SET PROBLEM:
Look through the material below. Copy every line with the string "still" in it.

PROVIDED DATA:
*-*-*

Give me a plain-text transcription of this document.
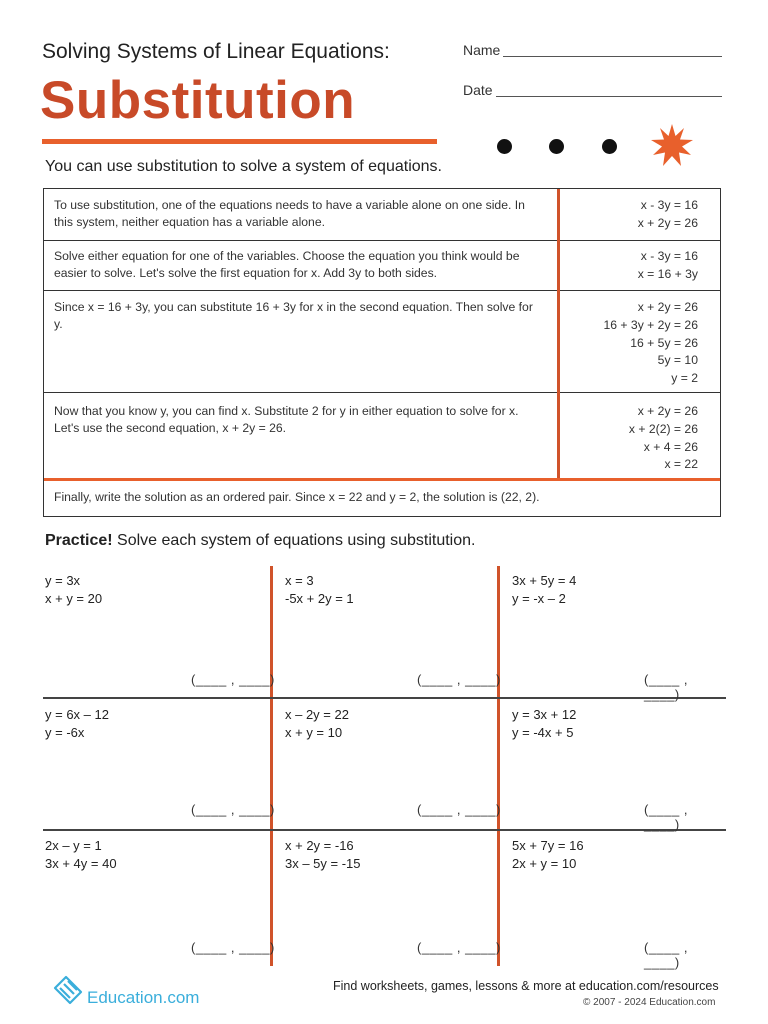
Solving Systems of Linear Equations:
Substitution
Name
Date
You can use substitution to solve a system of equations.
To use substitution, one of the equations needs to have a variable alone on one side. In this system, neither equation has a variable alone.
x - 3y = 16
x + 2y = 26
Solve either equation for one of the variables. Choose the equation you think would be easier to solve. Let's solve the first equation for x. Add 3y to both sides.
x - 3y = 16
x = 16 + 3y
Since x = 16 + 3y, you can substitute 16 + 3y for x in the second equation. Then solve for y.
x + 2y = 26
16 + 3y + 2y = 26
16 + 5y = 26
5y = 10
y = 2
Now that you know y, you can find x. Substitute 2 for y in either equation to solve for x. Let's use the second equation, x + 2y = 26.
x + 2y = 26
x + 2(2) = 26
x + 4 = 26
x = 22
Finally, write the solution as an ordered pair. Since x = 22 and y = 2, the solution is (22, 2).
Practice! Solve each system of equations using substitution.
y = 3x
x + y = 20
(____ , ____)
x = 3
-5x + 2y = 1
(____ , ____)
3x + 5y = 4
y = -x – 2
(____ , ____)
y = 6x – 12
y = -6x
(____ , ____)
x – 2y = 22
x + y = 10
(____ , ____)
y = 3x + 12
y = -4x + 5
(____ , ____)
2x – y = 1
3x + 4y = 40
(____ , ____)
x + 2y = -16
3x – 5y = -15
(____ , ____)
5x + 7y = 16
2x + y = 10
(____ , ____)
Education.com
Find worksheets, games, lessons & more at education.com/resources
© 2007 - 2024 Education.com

*-*-*

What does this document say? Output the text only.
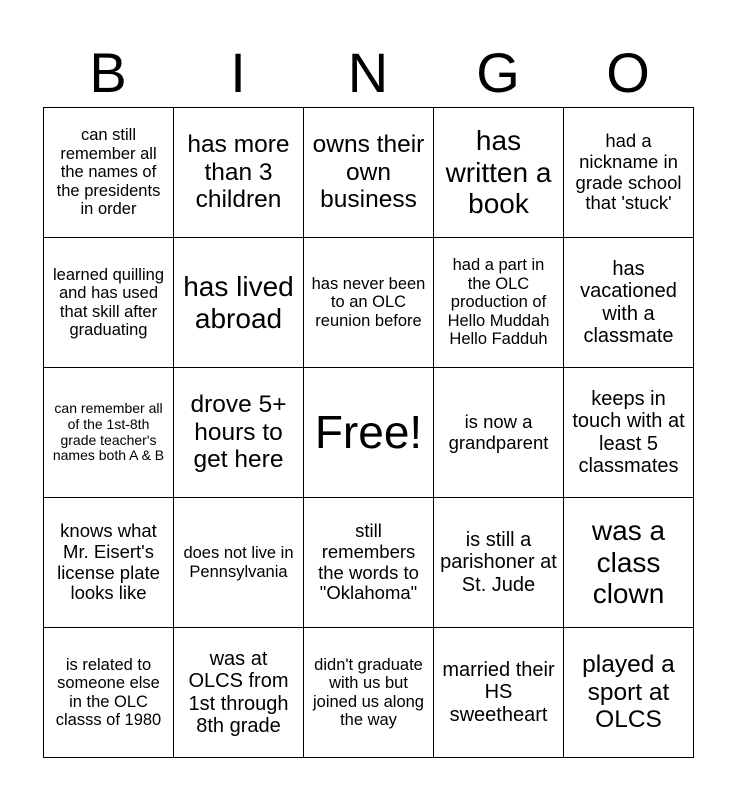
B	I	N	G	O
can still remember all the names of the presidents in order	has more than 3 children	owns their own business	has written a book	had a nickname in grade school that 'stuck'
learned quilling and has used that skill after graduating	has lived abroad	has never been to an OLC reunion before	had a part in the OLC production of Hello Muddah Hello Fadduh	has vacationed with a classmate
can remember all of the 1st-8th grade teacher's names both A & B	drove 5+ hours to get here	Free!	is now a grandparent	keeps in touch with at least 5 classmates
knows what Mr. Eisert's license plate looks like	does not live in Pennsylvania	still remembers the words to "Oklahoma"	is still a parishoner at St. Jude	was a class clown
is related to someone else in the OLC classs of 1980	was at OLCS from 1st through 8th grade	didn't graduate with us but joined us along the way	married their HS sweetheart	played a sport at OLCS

*-*-*

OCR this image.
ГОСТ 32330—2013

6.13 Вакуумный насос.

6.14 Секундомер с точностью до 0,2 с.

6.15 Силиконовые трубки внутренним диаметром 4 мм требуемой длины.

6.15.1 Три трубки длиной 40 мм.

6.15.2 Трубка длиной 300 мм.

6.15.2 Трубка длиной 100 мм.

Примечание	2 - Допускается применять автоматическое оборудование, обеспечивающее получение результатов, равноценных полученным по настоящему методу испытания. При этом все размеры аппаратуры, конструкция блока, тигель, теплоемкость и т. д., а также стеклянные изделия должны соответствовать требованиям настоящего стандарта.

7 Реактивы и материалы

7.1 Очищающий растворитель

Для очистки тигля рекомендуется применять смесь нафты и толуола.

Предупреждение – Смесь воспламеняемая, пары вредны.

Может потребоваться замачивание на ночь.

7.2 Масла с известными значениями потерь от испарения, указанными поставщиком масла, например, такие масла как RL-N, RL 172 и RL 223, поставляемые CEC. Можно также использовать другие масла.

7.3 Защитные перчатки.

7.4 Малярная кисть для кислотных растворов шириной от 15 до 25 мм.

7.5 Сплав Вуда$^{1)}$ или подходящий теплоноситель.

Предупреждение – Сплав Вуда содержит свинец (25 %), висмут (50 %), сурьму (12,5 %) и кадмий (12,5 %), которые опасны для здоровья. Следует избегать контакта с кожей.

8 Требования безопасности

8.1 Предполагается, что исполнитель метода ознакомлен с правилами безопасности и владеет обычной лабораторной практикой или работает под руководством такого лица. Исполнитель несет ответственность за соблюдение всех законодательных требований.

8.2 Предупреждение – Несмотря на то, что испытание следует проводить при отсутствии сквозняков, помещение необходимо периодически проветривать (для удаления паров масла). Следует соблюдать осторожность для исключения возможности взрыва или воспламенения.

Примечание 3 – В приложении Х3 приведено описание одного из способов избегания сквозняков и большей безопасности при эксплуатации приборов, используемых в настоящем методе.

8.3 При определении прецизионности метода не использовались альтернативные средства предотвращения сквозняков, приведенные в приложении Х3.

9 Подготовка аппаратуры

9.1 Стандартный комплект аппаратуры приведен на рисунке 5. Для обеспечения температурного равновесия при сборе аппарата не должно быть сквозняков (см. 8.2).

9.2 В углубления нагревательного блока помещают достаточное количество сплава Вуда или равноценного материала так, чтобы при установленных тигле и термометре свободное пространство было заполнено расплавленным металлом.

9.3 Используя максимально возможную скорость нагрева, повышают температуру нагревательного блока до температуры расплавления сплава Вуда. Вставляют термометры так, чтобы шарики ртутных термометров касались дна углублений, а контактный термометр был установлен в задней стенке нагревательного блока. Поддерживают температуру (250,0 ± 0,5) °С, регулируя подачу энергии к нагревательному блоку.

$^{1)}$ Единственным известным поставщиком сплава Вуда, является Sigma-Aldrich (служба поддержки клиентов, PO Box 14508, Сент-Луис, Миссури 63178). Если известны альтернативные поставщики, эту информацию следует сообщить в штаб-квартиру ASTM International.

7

*-*-*

RESPONSE TO THIS TASK:
can still remember all the names of the presidents in order	has more than 3 children	owns their own business	has written a book	had a nickname in grade school that 'stuck'
knows what Mr. Eisert's license plate looks like	does not live in Pennsylvania	still remembers the words to "Oklahoma"	is still a parishoner at St. Jude	was a class clown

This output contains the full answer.